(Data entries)
start
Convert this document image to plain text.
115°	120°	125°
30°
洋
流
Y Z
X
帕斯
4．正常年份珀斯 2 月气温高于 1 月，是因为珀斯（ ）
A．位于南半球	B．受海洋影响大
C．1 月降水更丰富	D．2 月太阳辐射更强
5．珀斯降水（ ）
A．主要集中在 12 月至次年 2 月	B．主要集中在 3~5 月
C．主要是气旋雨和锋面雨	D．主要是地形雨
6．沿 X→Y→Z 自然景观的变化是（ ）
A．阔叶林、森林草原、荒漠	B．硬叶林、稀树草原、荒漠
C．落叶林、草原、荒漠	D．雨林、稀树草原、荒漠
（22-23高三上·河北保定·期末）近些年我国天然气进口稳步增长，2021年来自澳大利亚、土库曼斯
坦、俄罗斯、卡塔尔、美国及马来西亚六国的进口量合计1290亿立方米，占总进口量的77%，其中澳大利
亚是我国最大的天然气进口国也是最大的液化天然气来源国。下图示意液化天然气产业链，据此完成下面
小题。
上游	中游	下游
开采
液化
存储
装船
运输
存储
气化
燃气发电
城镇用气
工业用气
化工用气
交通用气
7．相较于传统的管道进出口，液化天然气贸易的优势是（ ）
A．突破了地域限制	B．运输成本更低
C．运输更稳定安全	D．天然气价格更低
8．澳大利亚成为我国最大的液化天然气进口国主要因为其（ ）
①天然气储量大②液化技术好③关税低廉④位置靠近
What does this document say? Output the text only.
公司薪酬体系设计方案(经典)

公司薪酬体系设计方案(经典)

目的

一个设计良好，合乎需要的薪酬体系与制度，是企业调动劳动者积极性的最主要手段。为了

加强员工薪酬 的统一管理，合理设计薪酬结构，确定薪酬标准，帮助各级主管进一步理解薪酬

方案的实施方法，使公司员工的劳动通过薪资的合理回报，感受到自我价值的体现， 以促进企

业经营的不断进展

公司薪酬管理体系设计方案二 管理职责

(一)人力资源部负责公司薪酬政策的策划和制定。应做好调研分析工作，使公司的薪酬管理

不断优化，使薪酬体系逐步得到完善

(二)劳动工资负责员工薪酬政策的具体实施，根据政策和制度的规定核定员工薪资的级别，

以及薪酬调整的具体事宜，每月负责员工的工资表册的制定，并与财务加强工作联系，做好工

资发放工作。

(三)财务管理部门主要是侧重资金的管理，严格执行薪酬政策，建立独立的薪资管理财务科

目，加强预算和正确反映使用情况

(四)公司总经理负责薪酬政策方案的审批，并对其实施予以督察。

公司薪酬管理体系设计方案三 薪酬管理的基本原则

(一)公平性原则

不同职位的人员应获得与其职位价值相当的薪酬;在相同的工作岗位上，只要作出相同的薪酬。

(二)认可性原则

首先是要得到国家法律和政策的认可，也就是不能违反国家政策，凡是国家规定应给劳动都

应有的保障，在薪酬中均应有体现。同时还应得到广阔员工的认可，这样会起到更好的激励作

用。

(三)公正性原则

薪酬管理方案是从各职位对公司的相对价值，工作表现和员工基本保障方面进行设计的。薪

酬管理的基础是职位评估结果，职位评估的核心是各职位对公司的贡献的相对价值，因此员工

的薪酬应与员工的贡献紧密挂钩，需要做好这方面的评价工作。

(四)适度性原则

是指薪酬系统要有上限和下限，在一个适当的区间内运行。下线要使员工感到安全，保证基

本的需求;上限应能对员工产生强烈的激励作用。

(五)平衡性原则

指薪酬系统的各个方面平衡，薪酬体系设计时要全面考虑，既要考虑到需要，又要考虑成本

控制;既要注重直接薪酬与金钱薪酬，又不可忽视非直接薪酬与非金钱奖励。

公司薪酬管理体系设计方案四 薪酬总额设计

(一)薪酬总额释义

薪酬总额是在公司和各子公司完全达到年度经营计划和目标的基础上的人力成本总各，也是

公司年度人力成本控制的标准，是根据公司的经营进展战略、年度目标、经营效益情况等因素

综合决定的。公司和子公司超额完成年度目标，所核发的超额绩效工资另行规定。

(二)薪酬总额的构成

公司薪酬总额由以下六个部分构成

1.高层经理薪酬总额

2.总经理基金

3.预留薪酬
end
Given problem
Exactly reproduce every record.

Solution to this task
Convert this document image to plain text.
115°	120°	125°
30°
洋
流
Y Z
X
帕斯
4．正常年份珀斯 2 月气温高于 1 月，是因为珀斯（ ）
A．位于南半球	B．受海洋影响大
C．1 月降水更丰富	D．2 月太阳辐射更强
5．珀斯降水（ ）
A．主要集中在 12 月至次年 2 月	B．主要集中在 3~5 月
C．主要是气旋雨和锋面雨	D．主要是地形雨
6．沿 X→Y→Z 自然景观的变化是（ ）
A．阔叶林、森林草原、荒漠	B．硬叶林、稀树草原、荒漠
C．落叶林、草原、荒漠	D．雨林、稀树草原、荒漠
（22-23高三上·河北保定·期末）近些年我国天然气进口稳步增长，2021年来自澳大利亚、土库曼斯
坦、俄罗斯、卡塔尔、美国及马来西亚六国的进口量合计1290亿立方米，占总进口量的77%，其中澳大利
亚是我国最大的天然气进口国也是最大的液化天然气来源国。下图示意液化天然气产业链，据此完成下面
小题。
上游	中游	下游
开采
液化
存储
装船
运输
存储
气化
燃气发电
城镇用气
工业用气
化工用气
交通用气
7．相较于传统的管道进出口，液化天然气贸易的优势是（ ）
A．突破了地域限制	B．运输成本更低
C．运输更稳定安全	D．天然气价格更低
8．澳大利亚成为我国最大的液化天然气进口国主要因为其（ ）
①天然气储量大②液化技术好③关税低廉④位置靠近
What does this document say? Output the text only.
公司薪酬体系设计方案(经典)

公司薪酬体系设计方案(经典)

目的

一个设计良好，合乎需要的薪酬体系与制度，是企业调动劳动者积极性的最主要手段。为了

加强员工薪酬 的统一管理，合理设计薪酬结构，确定薪酬标准，帮助各级主管进一步理解薪酬

方案的实施方法，使公司员工的劳动通过薪资的合理回报，感受到自我价值的体现， 以促进企

业经营的不断进展

公司薪酬管理体系设计方案二 管理职责

(一)人力资源部负责公司薪酬政策的策划和制定。应做好调研分析工作，使公司的薪酬管理

不断优化，使薪酬体系逐步得到完善

(二)劳动工资负责员工薪酬政策的具体实施，根据政策和制度的规定核定员工薪资的级别，

以及薪酬调整的具体事宜，每月负责员工的工资表册的制定，并与财务加强工作联系，做好工

资发放工作。

(三)财务管理部门主要是侧重资金的管理，严格执行薪酬政策，建立独立的薪资管理财务科

目，加强预算和正确反映使用情况

(四)公司总经理负责薪酬政策方案的审批，并对其实施予以督察。

公司薪酬管理体系设计方案三 薪酬管理的基本原则

(一)公平性原则

不同职位的人员应获得与其职位价值相当的薪酬;在相同的工作岗位上，只要作出相同的薪酬。

(二)认可性原则

首先是要得到国家法律和政策的认可，也就是不能违反国家政策，凡是国家规定应给劳动都

应有的保障，在薪酬中均应有体现。同时还应得到广阔员工的认可，这样会起到更好的激励作

用。

(三)公正性原则

薪酬管理方案是从各职位对公司的相对价值，工作表现和员工基本保障方面进行设计的。薪

酬管理的基础是职位评估结果，职位评估的核心是各职位对公司的贡献的相对价值，因此员工

的薪酬应与员工的贡献紧密挂钩，需要做好这方面的评价工作。

(四)适度性原则

是指薪酬系统要有上限和下限，在一个适当的区间内运行。下线要使员工感到安全，保证基

本的需求;上限应能对员工产生强烈的激励作用。

(五)平衡性原则

指薪酬系统的各个方面平衡，薪酬体系设计时要全面考虑，既要考虑到需要，又要考虑成本

控制;既要注重直接薪酬与金钱薪酬，又不可忽视非直接薪酬与非金钱奖励。

公司薪酬管理体系设计方案四 薪酬总额设计

(一)薪酬总额释义

薪酬总额是在公司和各子公司完全达到年度经营计划和目标的基础上的人力成本总各，也是

公司年度人力成本控制的标准，是根据公司的经营进展战略、年度目标、经营效益情况等因素

综合决定的。公司和子公司超额完成年度目标，所核发的超额绩效工资另行规定。

(二)薪酬总额的构成

公司薪酬总额由以下六个部分构成

1.高层经理薪酬总额

2.总经理基金

3.预留薪酬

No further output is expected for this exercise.